**Items from a data source**:
— Begin —

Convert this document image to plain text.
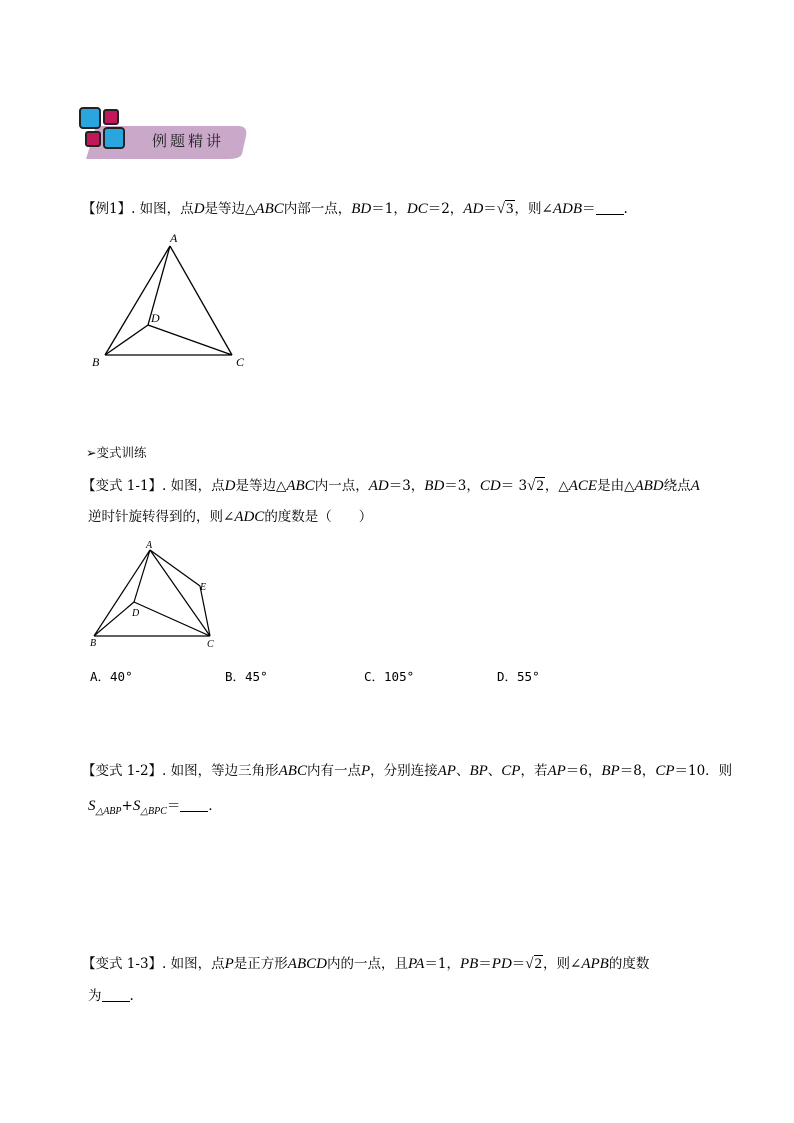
例题精讲
【例1】. 如图，点D是等边△ABC内部一点，BD＝1，DC＝2，AD＝√3，则∠ADB＝ .
A
B	C
D
➢变式训练
【变式 1-1】. 如图，点D是等边△ABC内一点，AD＝3，BD＝3，CD＝ 3√2，△ACE是由△ABD绕点A
逆时针旋转得到的，则∠ADC的度数是（　　）
A
B	C
D
E
A．40°	B．45°	C．105°	D．55°
【变式 1-2】. 如图，等边三角形ABC内有一点P，分别连接AP、BP、CP，若AP＝6，BP＝8，CP＝10．则
$S_{\triangle ABP}+S_{\triangle BPC}=$ ．
【变式 1-3】. 如图，点P是正方形ABCD内的一点，且PA＝1，PB＝PD＝√2，则∠APB的度数
为 .
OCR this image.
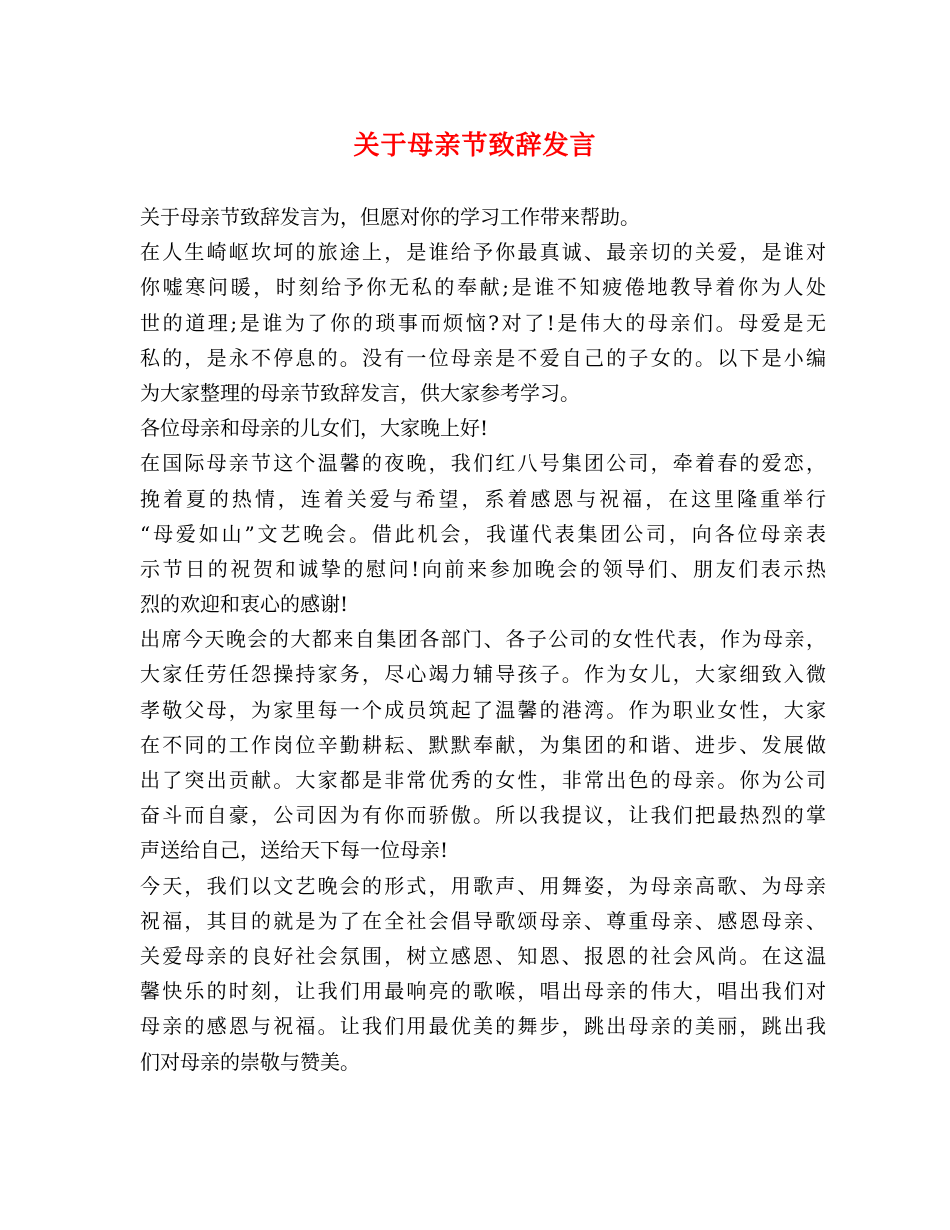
关于母亲节致辞发言
关于母亲节致辞发言为，但愿对你的学习工作带来帮助。
在人生崎岖坎坷的旅途上，是谁给予你最真诚、最亲切的关爱，是谁对
你嘘寒问暖，时刻给予你无私的奉献;是谁不知疲倦地教导着你为人处
世的道理;是谁为了你的琐事而烦恼?对了!是伟大的母亲们。母爱是无
私的，是永不停息的。没有一位母亲是不爱自己的子女的。以下是小编
为大家整理的母亲节致辞发言，供大家参考学习。
各位母亲和母亲的儿女们，大家晚上好!
在国际母亲节这个温馨的夜晚，我们红八号集团公司，牵着春的爱恋，
挽着夏的热情，连着关爱与希望，系着感恩与祝福，在这里隆重举行
“母爱如山”文艺晚会。借此机会，我谨代表集团公司，向各位母亲表
示节日的祝贺和诚挚的慰问!向前来参加晚会的领导们、朋友们表示热
烈的欢迎和衷心的感谢!
出席今天晚会的大都来自集团各部门、各子公司的女性代表，作为母亲，
大家任劳任怨操持家务，尽心竭力辅导孩子。作为女儿，大家细致入微
孝敬父母，为家里每一个成员筑起了温馨的港湾。作为职业女性，大家
在不同的工作岗位辛勤耕耘、默默奉献，为集团的和谐、进步、发展做
出了突出贡献。大家都是非常优秀的女性，非常出色的母亲。你为公司
奋斗而自豪，公司因为有你而骄傲。所以我提议，让我们把最热烈的掌
声送给自己，送给天下每一位母亲!
今天，我们以文艺晚会的形式，用歌声、用舞姿，为母亲高歌、为母亲
祝福，其目的就是为了在全社会倡导歌颂母亲、尊重母亲、感恩母亲、
关爱母亲的良好社会氛围，树立感恩、知恩、报恩的社会风尚。在这温
馨快乐的时刻，让我们用最响亮的歌喉，唱出母亲的伟大，唱出我们对
母亲的感恩与祝福。让我们用最优美的舞步，跳出母亲的美丽，跳出我
们对母亲的崇敬与赞美。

— End —

**WHAT IS NEEDED**: Every record above should come back exactly, but without its pictures.

**WRITTEN REPLY**:
Convert this document image to plain text.
例题精讲
【例1】. 如图，点D是等边△ABC内部一点，BD＝1，DC＝2，AD＝√3，则∠ADB＝ .
A
B	C
D
➢变式训练
【变式 1-1】. 如图，点D是等边△ABC内一点，AD＝3，BD＝3，CD＝ 3√2，△ACE是由△ABD绕点A
逆时针旋转得到的，则∠ADC的度数是（　　）
A
B	C
D
E
A．40°	B．45°	C．105°	D．55°
【变式 1-2】. 如图，等边三角形ABC内有一点P，分别连接AP、BP、CP，若AP＝6，BP＝8，CP＝10．则
$S_{\triangle ABP}+S_{\triangle BPC}=$ ．
【变式 1-3】. 如图，点P是正方形ABCD内的一点，且PA＝1，PB＝PD＝√2，则∠APB的度数
为 .
OCR this image.
关于母亲节致辞发言
关于母亲节致辞发言为，但愿对你的学习工作带来帮助。
在人生崎岖坎坷的旅途上，是谁给予你最真诚、最亲切的关爱，是谁对
你嘘寒问暖，时刻给予你无私的奉献;是谁不知疲倦地教导着你为人处
世的道理;是谁为了你的琐事而烦恼?对了!是伟大的母亲们。母爱是无
私的，是永不停息的。没有一位母亲是不爱自己的子女的。以下是小编
为大家整理的母亲节致辞发言，供大家参考学习。
各位母亲和母亲的儿女们，大家晚上好!
在国际母亲节这个温馨的夜晚，我们红八号集团公司，牵着春的爱恋，
挽着夏的热情，连着关爱与希望，系着感恩与祝福，在这里隆重举行
“母爱如山”文艺晚会。借此机会，我谨代表集团公司，向各位母亲表
示节日的祝贺和诚挚的慰问!向前来参加晚会的领导们、朋友们表示热
烈的欢迎和衷心的感谢!
出席今天晚会的大都来自集团各部门、各子公司的女性代表，作为母亲，
大家任劳任怨操持家务，尽心竭力辅导孩子。作为女儿，大家细致入微
孝敬父母，为家里每一个成员筑起了温馨的港湾。作为职业女性，大家
在不同的工作岗位辛勤耕耘、默默奉献，为集团的和谐、进步、发展做
出了突出贡献。大家都是非常优秀的女性，非常出色的母亲。你为公司
奋斗而自豪，公司因为有你而骄傲。所以我提议，让我们把最热烈的掌
声送给自己，送给天下每一位母亲!
今天，我们以文艺晚会的形式，用歌声、用舞姿，为母亲高歌、为母亲
祝福，其目的就是为了在全社会倡导歌颂母亲、尊重母亲、感恩母亲、
关爱母亲的良好社会氛围，树立感恩、知恩、报恩的社会风尚。在这温
馨快乐的时刻，让我们用最响亮的歌喉，唱出母亲的伟大，唱出我们对
母亲的感恩与祝福。让我们用最优美的舞步，跳出母亲的美丽，跳出我
们对母亲的崇敬与赞美。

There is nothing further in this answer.